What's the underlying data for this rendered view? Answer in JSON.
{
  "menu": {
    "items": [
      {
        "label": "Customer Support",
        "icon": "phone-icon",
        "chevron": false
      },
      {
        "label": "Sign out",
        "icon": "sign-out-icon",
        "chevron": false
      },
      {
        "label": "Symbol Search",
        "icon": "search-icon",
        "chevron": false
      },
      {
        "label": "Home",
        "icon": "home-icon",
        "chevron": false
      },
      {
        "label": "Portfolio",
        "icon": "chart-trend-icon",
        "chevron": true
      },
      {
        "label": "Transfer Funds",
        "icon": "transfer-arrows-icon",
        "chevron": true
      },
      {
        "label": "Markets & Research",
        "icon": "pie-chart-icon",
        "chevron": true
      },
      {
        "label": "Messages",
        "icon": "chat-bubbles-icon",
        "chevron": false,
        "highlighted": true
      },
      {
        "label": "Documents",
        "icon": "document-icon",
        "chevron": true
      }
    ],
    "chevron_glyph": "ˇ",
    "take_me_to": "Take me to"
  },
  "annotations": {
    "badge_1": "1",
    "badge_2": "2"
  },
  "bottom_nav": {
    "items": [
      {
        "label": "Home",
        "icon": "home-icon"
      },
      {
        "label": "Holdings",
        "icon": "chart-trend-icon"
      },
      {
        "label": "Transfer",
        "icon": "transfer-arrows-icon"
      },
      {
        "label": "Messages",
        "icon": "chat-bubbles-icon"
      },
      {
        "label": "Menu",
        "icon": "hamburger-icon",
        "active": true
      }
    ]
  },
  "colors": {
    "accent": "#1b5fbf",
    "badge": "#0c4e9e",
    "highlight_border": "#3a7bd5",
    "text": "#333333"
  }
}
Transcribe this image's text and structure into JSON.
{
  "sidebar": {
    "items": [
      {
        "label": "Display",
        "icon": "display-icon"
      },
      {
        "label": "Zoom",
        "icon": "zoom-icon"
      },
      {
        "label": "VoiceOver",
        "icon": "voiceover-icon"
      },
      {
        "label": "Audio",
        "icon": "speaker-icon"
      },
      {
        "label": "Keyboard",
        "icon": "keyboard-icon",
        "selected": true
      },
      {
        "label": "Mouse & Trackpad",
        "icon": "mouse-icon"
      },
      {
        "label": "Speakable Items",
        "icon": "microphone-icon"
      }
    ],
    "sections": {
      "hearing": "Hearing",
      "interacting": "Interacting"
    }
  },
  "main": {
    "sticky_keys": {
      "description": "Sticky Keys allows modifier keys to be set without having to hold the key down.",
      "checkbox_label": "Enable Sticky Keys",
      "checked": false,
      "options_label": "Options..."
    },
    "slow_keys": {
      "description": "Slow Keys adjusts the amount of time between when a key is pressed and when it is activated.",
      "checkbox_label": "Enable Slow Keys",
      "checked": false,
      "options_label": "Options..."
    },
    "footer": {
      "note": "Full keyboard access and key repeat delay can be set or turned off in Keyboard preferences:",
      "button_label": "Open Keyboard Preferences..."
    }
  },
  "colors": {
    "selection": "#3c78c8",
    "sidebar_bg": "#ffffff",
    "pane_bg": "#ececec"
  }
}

▸ INSTRUCTIONS FOR THE TASK
Print back all the lines verbatim.

▸ FINAL RESULT
What's the underlying data for this rendered view? Answer in JSON.
{
  "menu": {
    "items": [
      {
        "label": "Customer Support",
        "icon": "phone-icon",
        "chevron": false
      },
      {
        "label": "Sign out",
        "icon": "sign-out-icon",
        "chevron": false
      },
      {
        "label": "Symbol Search",
        "icon": "search-icon",
        "chevron": false
      },
      {
        "label": "Home",
        "icon": "home-icon",
        "chevron": false
      },
      {
        "label": "Portfolio",
        "icon": "chart-trend-icon",
        "chevron": true
      },
      {
        "label": "Transfer Funds",
        "icon": "transfer-arrows-icon",
        "chevron": true
      },
      {
        "label": "Markets & Research",
        "icon": "pie-chart-icon",
        "chevron": true
      },
      {
        "label": "Messages",
        "icon": "chat-bubbles-icon",
        "chevron": false,
        "highlighted": true
      },
      {
        "label": "Documents",
        "icon": "document-icon",
        "chevron": true
      }
    ],
    "chevron_glyph": "ˇ",
    "take_me_to": "Take me to"
  },
  "annotations": {
    "badge_1": "1",
    "badge_2": "2"
  },
  "bottom_nav": {
    "items": [
      {
        "label": "Home",
        "icon": "home-icon"
      },
      {
        "label": "Holdings",
        "icon": "chart-trend-icon"
      },
      {
        "label": "Transfer",
        "icon": "transfer-arrows-icon"
      },
      {
        "label": "Messages",
        "icon": "chat-bubbles-icon"
      },
      {
        "label": "Menu",
        "icon": "hamburger-icon",
        "active": true
      }
    ]
  },
  "colors": {
    "accent": "#1b5fbf",
    "badge": "#0c4e9e",
    "highlight_border": "#3a7bd5",
    "text": "#333333"
  }
}
Transcribe this image's text and structure into JSON.
{
  "sidebar": {
    "items": [
      {
        "label": "Display",
        "icon": "display-icon"
      },
      {
        "label": "Zoom",
        "icon": "zoom-icon"
      },
      {
        "label": "VoiceOver",
        "icon": "voiceover-icon"
      },
      {
        "label": "Audio",
        "icon": "speaker-icon"
      },
      {
        "label": "Keyboard",
        "icon": "keyboard-icon",
        "selected": true
      },
      {
        "label": "Mouse & Trackpad",
        "icon": "mouse-icon"
      },
      {
        "label": "Speakable Items",
        "icon": "microphone-icon"
      }
    ],
    "sections": {
      "hearing": "Hearing",
      "interacting": "Interacting"
    }
  },
  "main": {
    "sticky_keys": {
      "description": "Sticky Keys allows modifier keys to be set without having to hold the key down.",
      "checkbox_label": "Enable Sticky Keys",
      "checked": false,
      "options_label": "Options..."
    },
    "slow_keys": {
      "description": "Slow Keys adjusts the amount of time between when a key is pressed and when it is activated.",
      "checkbox_label": "Enable Slow Keys",
      "checked": false,
      "options_label": "Options..."
    },
    "footer": {
      "note": "Full keyboard access and key repeat delay can be set or turned off in Keyboard preferences:",
      "button_label": "Open Keyboard Preferences..."
    }
  },
  "colors": {
    "selection": "#3c78c8",
    "sidebar_bg": "#ffffff",
    "pane_bg": "#ececec"
  }
}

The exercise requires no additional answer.